Short task
Extract every line where the string "Walsh" appears.

Stored records:

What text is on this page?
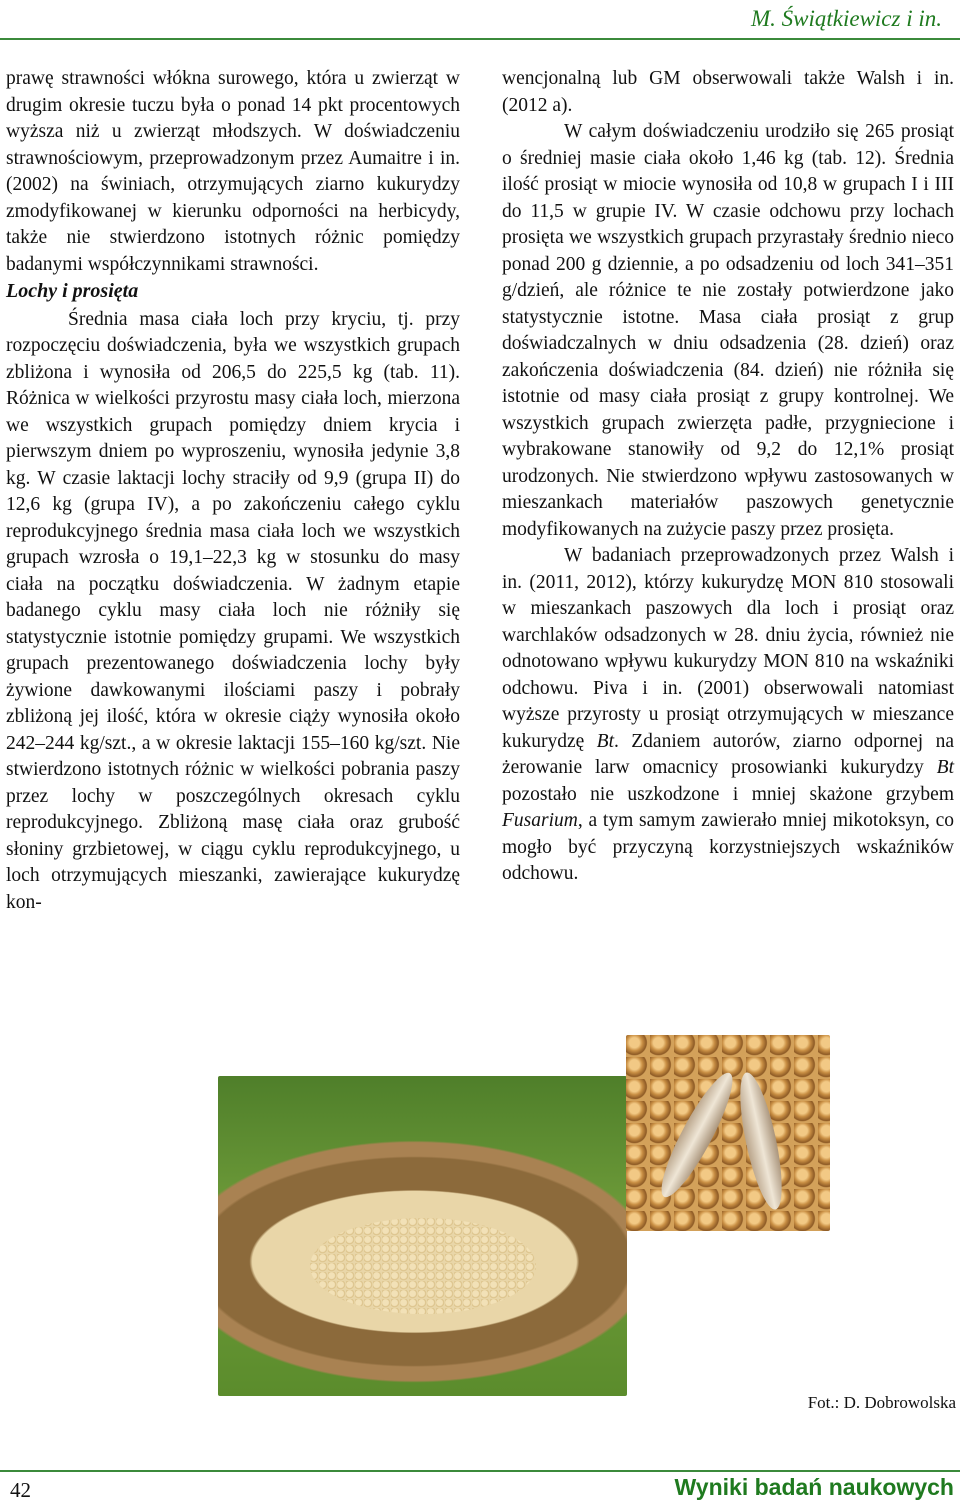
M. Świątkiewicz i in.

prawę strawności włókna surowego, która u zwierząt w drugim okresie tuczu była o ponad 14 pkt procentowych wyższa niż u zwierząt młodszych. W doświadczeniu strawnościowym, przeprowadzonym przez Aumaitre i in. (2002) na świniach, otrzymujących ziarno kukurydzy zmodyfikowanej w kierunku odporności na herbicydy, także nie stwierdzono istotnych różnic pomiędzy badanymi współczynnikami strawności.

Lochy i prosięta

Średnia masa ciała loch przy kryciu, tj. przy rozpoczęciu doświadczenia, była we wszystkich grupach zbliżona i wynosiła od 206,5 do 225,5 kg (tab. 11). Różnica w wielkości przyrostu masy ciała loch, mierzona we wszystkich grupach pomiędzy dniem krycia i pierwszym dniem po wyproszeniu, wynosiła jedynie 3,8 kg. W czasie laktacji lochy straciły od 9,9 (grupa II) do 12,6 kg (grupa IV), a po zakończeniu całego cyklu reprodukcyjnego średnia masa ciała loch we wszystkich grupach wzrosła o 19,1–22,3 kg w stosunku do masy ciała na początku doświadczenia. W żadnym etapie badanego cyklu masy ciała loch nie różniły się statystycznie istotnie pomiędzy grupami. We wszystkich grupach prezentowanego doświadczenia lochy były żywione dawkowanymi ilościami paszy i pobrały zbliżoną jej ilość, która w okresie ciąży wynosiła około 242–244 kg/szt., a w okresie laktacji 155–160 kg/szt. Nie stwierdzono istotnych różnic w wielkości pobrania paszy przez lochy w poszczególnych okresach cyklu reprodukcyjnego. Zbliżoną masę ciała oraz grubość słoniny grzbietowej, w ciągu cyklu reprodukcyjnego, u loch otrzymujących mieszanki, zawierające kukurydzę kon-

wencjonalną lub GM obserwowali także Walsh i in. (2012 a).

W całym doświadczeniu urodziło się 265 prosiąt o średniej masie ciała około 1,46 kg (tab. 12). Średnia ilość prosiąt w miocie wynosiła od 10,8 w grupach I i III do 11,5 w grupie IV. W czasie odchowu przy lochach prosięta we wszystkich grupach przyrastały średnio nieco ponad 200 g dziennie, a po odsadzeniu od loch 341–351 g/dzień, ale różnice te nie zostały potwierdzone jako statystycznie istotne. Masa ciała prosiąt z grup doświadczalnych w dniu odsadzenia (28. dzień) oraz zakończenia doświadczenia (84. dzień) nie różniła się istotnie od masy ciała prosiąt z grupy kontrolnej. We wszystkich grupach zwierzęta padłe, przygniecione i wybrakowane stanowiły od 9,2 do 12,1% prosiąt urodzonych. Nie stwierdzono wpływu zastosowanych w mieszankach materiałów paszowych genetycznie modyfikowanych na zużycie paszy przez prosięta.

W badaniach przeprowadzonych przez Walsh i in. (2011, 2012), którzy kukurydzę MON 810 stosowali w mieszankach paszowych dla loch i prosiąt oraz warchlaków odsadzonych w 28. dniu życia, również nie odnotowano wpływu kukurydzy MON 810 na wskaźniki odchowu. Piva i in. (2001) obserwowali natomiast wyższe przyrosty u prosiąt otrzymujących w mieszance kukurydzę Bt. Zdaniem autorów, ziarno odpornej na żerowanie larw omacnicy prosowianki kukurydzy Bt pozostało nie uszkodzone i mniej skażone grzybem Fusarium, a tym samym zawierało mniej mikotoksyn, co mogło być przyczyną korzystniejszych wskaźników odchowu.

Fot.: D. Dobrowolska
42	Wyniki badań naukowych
---
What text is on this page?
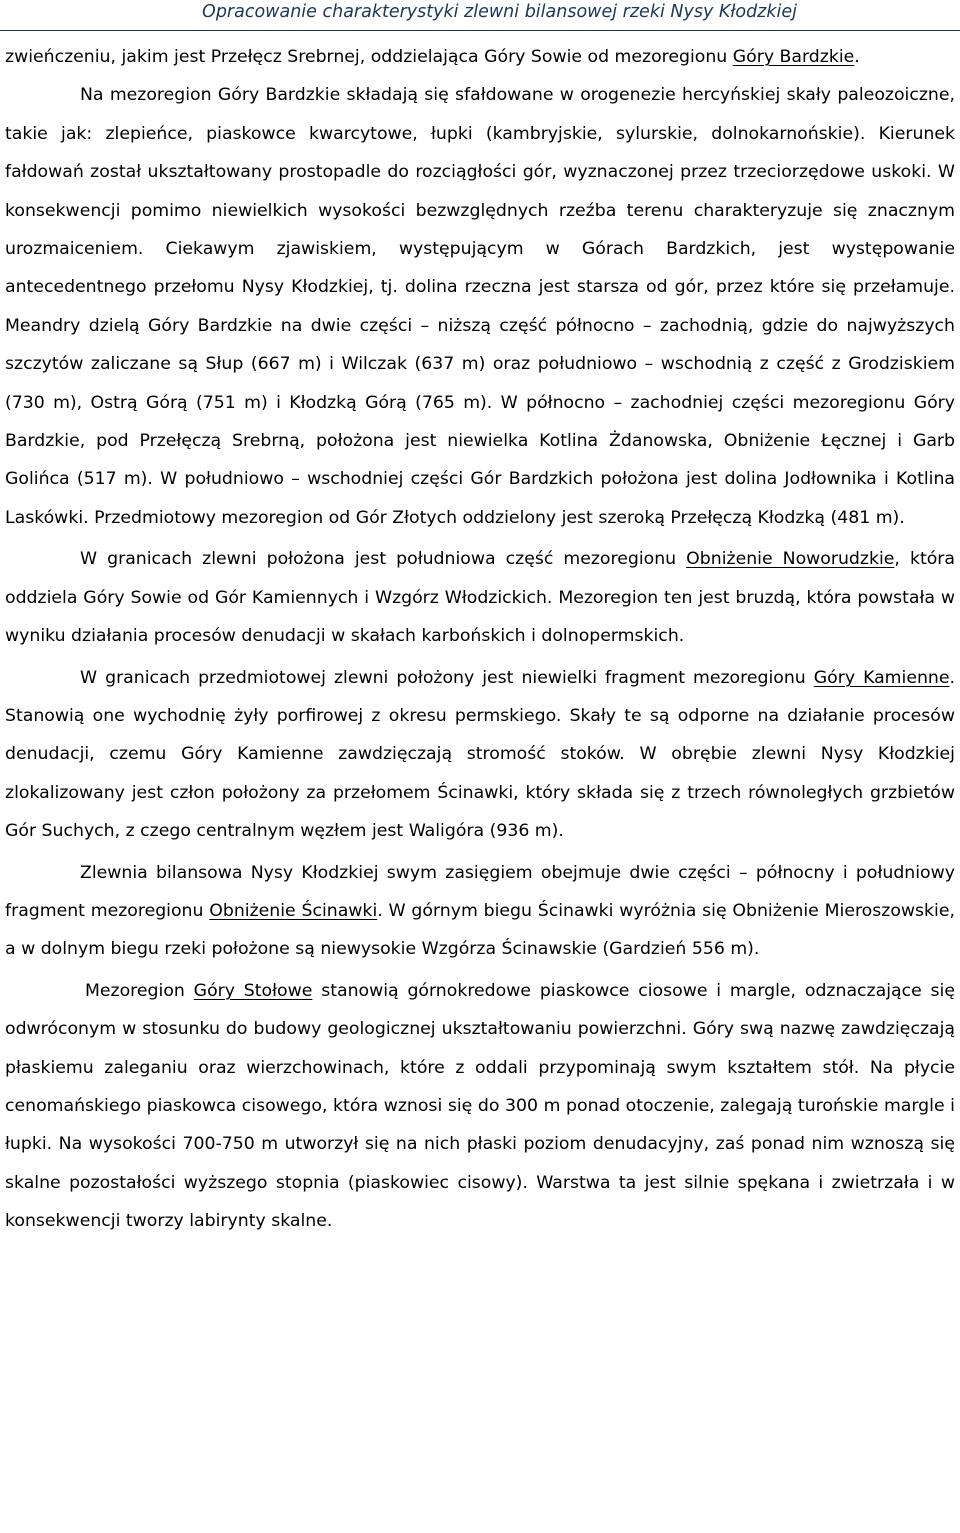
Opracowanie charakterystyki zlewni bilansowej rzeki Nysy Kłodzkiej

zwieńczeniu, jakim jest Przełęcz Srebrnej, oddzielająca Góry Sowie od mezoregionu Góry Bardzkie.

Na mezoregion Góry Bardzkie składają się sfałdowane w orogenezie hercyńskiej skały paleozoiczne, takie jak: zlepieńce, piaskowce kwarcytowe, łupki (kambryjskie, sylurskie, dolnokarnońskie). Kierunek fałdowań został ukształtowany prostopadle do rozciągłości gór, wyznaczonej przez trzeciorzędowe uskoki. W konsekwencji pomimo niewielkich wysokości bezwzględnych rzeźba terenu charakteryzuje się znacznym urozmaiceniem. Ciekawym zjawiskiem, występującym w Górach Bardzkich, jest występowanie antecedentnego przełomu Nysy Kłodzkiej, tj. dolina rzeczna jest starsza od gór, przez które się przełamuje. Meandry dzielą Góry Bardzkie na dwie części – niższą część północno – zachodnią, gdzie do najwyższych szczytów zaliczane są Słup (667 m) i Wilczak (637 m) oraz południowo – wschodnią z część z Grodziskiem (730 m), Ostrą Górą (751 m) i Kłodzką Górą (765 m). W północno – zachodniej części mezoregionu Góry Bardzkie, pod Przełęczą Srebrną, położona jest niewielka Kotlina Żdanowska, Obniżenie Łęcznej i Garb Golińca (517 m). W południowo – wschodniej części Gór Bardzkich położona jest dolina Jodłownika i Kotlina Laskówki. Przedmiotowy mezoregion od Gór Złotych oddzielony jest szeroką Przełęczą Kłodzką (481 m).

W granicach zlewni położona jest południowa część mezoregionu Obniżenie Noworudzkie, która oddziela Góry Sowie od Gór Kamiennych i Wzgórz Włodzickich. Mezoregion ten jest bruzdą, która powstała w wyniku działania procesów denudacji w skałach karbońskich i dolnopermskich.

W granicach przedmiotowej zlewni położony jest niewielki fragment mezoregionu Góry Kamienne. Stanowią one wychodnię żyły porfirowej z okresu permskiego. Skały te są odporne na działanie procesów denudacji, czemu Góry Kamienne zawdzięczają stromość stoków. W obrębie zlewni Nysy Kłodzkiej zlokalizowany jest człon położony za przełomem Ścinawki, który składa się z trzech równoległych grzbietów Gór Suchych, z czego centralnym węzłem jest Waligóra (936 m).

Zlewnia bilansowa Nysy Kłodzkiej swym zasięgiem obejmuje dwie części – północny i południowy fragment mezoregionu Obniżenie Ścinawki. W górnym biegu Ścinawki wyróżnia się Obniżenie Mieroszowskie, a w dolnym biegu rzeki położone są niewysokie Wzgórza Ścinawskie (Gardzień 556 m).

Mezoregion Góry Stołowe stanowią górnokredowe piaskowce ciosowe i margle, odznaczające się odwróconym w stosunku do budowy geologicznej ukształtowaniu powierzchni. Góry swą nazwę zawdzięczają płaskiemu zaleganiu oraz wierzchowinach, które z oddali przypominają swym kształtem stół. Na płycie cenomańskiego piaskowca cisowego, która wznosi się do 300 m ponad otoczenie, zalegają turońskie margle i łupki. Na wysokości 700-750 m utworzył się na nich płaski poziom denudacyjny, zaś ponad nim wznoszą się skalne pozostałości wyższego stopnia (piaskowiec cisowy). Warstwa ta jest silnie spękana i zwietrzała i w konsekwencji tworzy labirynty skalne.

Output for this task
wencjonalną lub GM obserwowali także Walsh i in. (2012 a).
W badaniach przeprowadzonych przez Walsh i in. (2011, 2012), którzy kukurydzę MON 810 stosowali w mieszankach paszowych dla loch i prosiąt oraz warchlaków odsadzonych w 28. dniu życia, również nie odnotowano wpływu kukurydzy MON 810 na wskaźniki odchowu. Piva i in. (2001) obserwowali natomiast wyższe przyrosty u prosiąt otrzymujących w mieszance kukurydzę Bt. Zdaniem autorów, ziarno odpornej na żerowanie larw omacnicy prosowianki kukurydzy Bt pozostało nie uszkodzone i mniej skażone grzybem Fusarium, a tym samym zawierało mniej mikotoksyn, co mogło być przyczyną korzystniejszych wskaźników odchowu.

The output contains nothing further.